### Fragmento del texto
════════════════════
El sujeto narcisista del rendimiento ha puesto en crisis el por Erich Fromm (1956) descrito como arte de amar. Porque para el narcisista, el mundo y los demás son solamente la proyección de sí mismo.
Luego, su forma de amar es la de someter al otro a su esfera del yo, subsumirlo, absorberlo, eliminar su singularidad, drenar su otredad y libertad.
Rapta del otro su alteridad, lo iguala a sí mismo y, en consecuencia, conculca su albedrío. Tacha la distancia que da al otro la diferencia y la condición de sí mismo, su identidad frente a los demás. Vuelve único lo diverso y hace de la asimetría, en tanto que negatividad creadora de lo erótico y amoroso en libertad, una simetría positivada, es decir, inerte, uniformada, angustiada y triste.
El auténtico amor, en cambio, es el Eros que ama al otro permitiéndole ser, dejándole existir y amándolo por lo que ese otro es, no por lo que el narcisista desea que ese otro llegue a ser.
Este amor libera al Eros de su actual agonía, y aunque con dolor y pasión, lo aleja de la seducción de Thanatos, de la alienación en el rendimiento y el consumo productivos a que nos somete el mercado neoliberal, a cambio de una engañosa libertad.
════════════════════
### Material proporcionado
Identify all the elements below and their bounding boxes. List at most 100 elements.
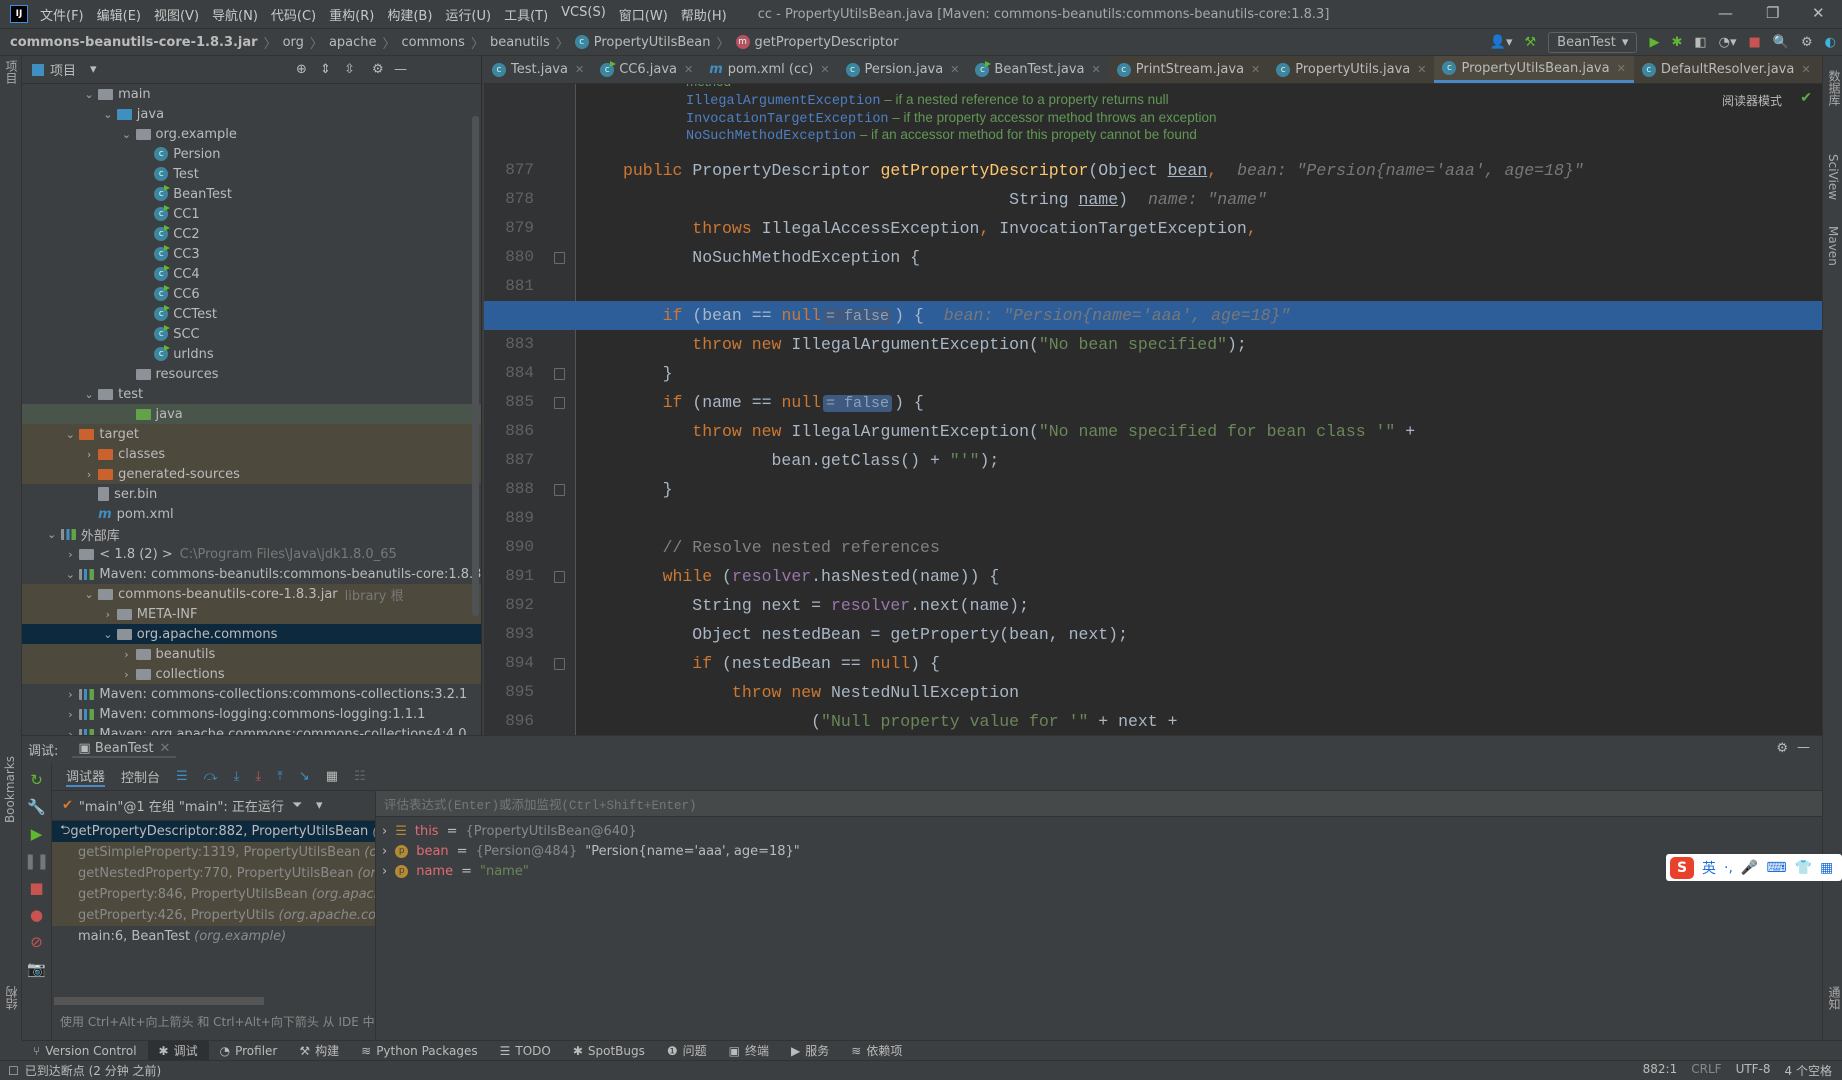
════════════════════
### Tarea requerida
Responda, según el fragmento sobre el amor y el narcisismo:
1. ¿A qué autor y a qué año se atribuye la descripción del "arte de amar"?
2. ¿Qué son el mundo y los demás para el narcisista?
3. ¿Cómo ama al otro el auténtico amor?

### Resultado correcto
1. A Erich Fromm, en 1956.
2. Solamente la proyección de sí mismo.
3. Permitiéndole ser, dejándole existir y amándolo por lo que ese otro es, no por lo que el narcisista desea que llegue a ser.